Figure record listings:
------

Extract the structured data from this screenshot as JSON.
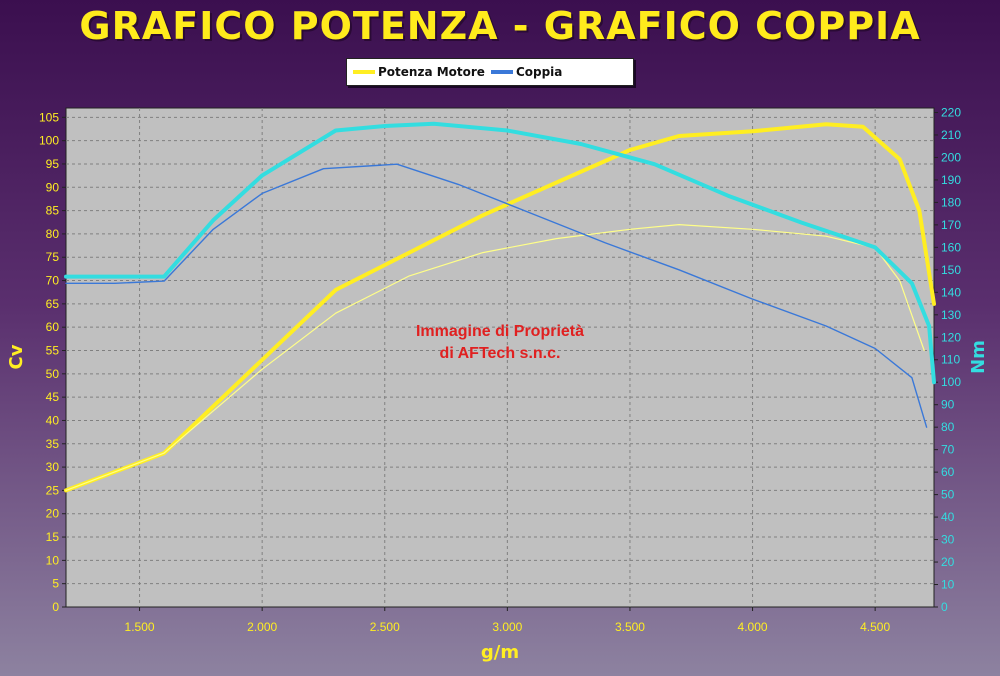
{
  "title": "GRAFICO POTENZA - GRAFICO COPPIA",
  "legend": {
    "items": [
      {
        "label": "Potenza Motore",
        "color": "#ffee22"
      },
      {
        "label": "Coppia",
        "color": "#3a78d8"
      }
    ]
  },
  "watermark": {
    "line1": "Immagine di Proprietà",
    "line2": "di AFTech s.n.c."
  },
  "colors": {
    "plot_bg": "#c0c0c0",
    "power": "#ffee22",
    "power_thin": "#ffff88",
    "torque_thick": "#33dde0",
    "torque_thin": "#3a78d8",
    "left_axis": "#ffee22",
    "right_axis": "#33dde0",
    "watermark": "#e02020"
  },
  "chart_data": {
    "type": "line",
    "xlabel": "g/m",
    "ylabel_left": "Cv",
    "ylabel_right": "Nm",
    "xlim": [
      1200,
      4740
    ],
    "ylim_left": [
      0,
      107
    ],
    "ylim_right": [
      0,
      222
    ],
    "x_ticks": [
      1500,
      2000,
      2500,
      3000,
      3500,
      4000,
      4500
    ],
    "x_tick_labels": [
      "1.500",
      "2.000",
      "2.500",
      "3.000",
      "3.500",
      "4.000",
      "4.500"
    ],
    "y_left_ticks": [
      0,
      5,
      10,
      15,
      20,
      25,
      30,
      35,
      40,
      45,
      50,
      55,
      60,
      65,
      70,
      75,
      80,
      85,
      90,
      95,
      100,
      105
    ],
    "y_right_ticks": [
      0,
      10,
      20,
      30,
      40,
      50,
      60,
      70,
      80,
      90,
      100,
      110,
      120,
      130,
      140,
      150,
      160,
      170,
      180,
      190,
      200,
      210,
      220
    ],
    "grid": true,
    "series": [
      {
        "name": "Potenza Motore",
        "axis": "left",
        "style": "thick",
        "x": [
          1200,
          1400,
          1600,
          1800,
          2000,
          2300,
          2600,
          2900,
          3200,
          3500,
          3700,
          4000,
          4300,
          4450,
          4600,
          4680,
          4740
        ],
        "y": [
          25,
          29,
          33,
          43,
          53,
          68,
          76,
          84,
          91,
          98,
          101,
          102,
          103.5,
          103,
          96,
          85,
          65
        ]
      },
      {
        "name": "",
        "axis": "left",
        "style": "thin",
        "x": [
          1200,
          1400,
          1600,
          1800,
          2000,
          2300,
          2600,
          2900,
          3200,
          3500,
          3700,
          4000,
          4300,
          4500,
          4600,
          4700
        ],
        "y": [
          25,
          29,
          33,
          42,
          51,
          63,
          71,
          76,
          79,
          81,
          82,
          81,
          79.5,
          77,
          70,
          55
        ]
      },
      {
        "name": "",
        "axis": "right",
        "style": "thick",
        "x": [
          1200,
          1400,
          1600,
          1800,
          2000,
          2300,
          2500,
          2700,
          3000,
          3300,
          3600,
          3900,
          4200,
          4500,
          4650,
          4720,
          4740
        ],
        "y": [
          147,
          147,
          147,
          172,
          192,
          212,
          214,
          215,
          212,
          206,
          197,
          183,
          171,
          160,
          144,
          125,
          100
        ]
      },
      {
        "name": "Coppia",
        "axis": "right",
        "style": "thin",
        "x": [
          1200,
          1400,
          1600,
          1800,
          2000,
          2250,
          2550,
          2800,
          3100,
          3400,
          3700,
          4000,
          4300,
          4500,
          4650,
          4710
        ],
        "y": [
          144,
          144,
          145,
          168,
          184,
          195,
          197,
          188,
          175,
          162,
          150,
          137,
          125,
          115,
          102,
          80
        ]
      }
    ]
  }
}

------

• CHALLENGE: Above are the records; reproduce them exactly and leave out the pictures.

• RESULT FOR THIS TASK:
Extract the structured data from this screenshot as JSON.
{
  "title": "GRAFICO POTENZA - GRAFICO COPPIA",
  "legend": {
    "items": [
      {
        "label": "Potenza Motore",
        "color": "#ffee22"
      },
      {
        "label": "Coppia",
        "color": "#3a78d8"
      }
    ]
  },
  "watermark": {
    "line1": "Immagine di Proprietà",
    "line2": "di AFTech s.n.c."
  },
  "colors": {
    "plot_bg": "#c0c0c0",
    "power": "#ffee22",
    "power_thin": "#ffff88",
    "torque_thick": "#33dde0",
    "torque_thin": "#3a78d8",
    "left_axis": "#ffee22",
    "right_axis": "#33dde0",
    "watermark": "#e02020"
  },
  "chart_data": {
    "type": "line",
    "xlabel": "g/m",
    "ylabel_left": "Cv",
    "ylabel_right": "Nm",
    "xlim": [
      1200,
      4740
    ],
    "ylim_left": [
      0,
      107
    ],
    "ylim_right": [
      0,
      222
    ],
    "x_ticks": [
      1500,
      2000,
      2500,
      3000,
      3500,
      4000,
      4500
    ],
    "x_tick_labels": [
      "1.500",
      "2.000",
      "2.500",
      "3.000",
      "3.500",
      "4.000",
      "4.500"
    ],
    "y_left_ticks": [
      0,
      5,
      10,
      15,
      20,
      25,
      30,
      35,
      40,
      45,
      50,
      55,
      60,
      65,
      70,
      75,
      80,
      85,
      90,
      95,
      100,
      105
    ],
    "y_right_ticks": [
      0,
      10,
      20,
      30,
      40,
      50,
      60,
      70,
      80,
      90,
      100,
      110,
      120,
      130,
      140,
      150,
      160,
      170,
      180,
      190,
      200,
      210,
      220
    ],
    "grid": true,
    "series": [
      {
        "name": "Potenza Motore",
        "axis": "left",
        "style": "thick",
        "x": [
          1200,
          1400,
          1600,
          1800,
          2000,
          2300,
          2600,
          2900,
          3200,
          3500,
          3700,
          4000,
          4300,
          4450,
          4600,
          4680,
          4740
        ],
        "y": [
          25,
          29,
          33,
          43,
          53,
          68,
          76,
          84,
          91,
          98,
          101,
          102,
          103.5,
          103,
          96,
          85,
          65
        ]
      },
      {
        "name": "",
        "axis": "left",
        "style": "thin",
        "x": [
          1200,
          1400,
          1600,
          1800,
          2000,
          2300,
          2600,
          2900,
          3200,
          3500,
          3700,
          4000,
          4300,
          4500,
          4600,
          4700
        ],
        "y": [
          25,
          29,
          33,
          42,
          51,
          63,
          71,
          76,
          79,
          81,
          82,
          81,
          79.5,
          77,
          70,
          55
        ]
      },
      {
        "name": "",
        "axis": "right",
        "style": "thick",
        "x": [
          1200,
          1400,
          1600,
          1800,
          2000,
          2300,
          2500,
          2700,
          3000,
          3300,
          3600,
          3900,
          4200,
          4500,
          4650,
          4720,
          4740
        ],
        "y": [
          147,
          147,
          147,
          172,
          192,
          212,
          214,
          215,
          212,
          206,
          197,
          183,
          171,
          160,
          144,
          125,
          100
        ]
      },
      {
        "name": "Coppia",
        "axis": "right",
        "style": "thin",
        "x": [
          1200,
          1400,
          1600,
          1800,
          2000,
          2250,
          2550,
          2800,
          3100,
          3400,
          3700,
          4000,
          4300,
          4500,
          4650,
          4710
        ],
        "y": [
          144,
          144,
          145,
          168,
          184,
          195,
          197,
          188,
          175,
          162,
          150,
          137,
          125,
          115,
          102,
          80
        ]
      }
    ]
  }
}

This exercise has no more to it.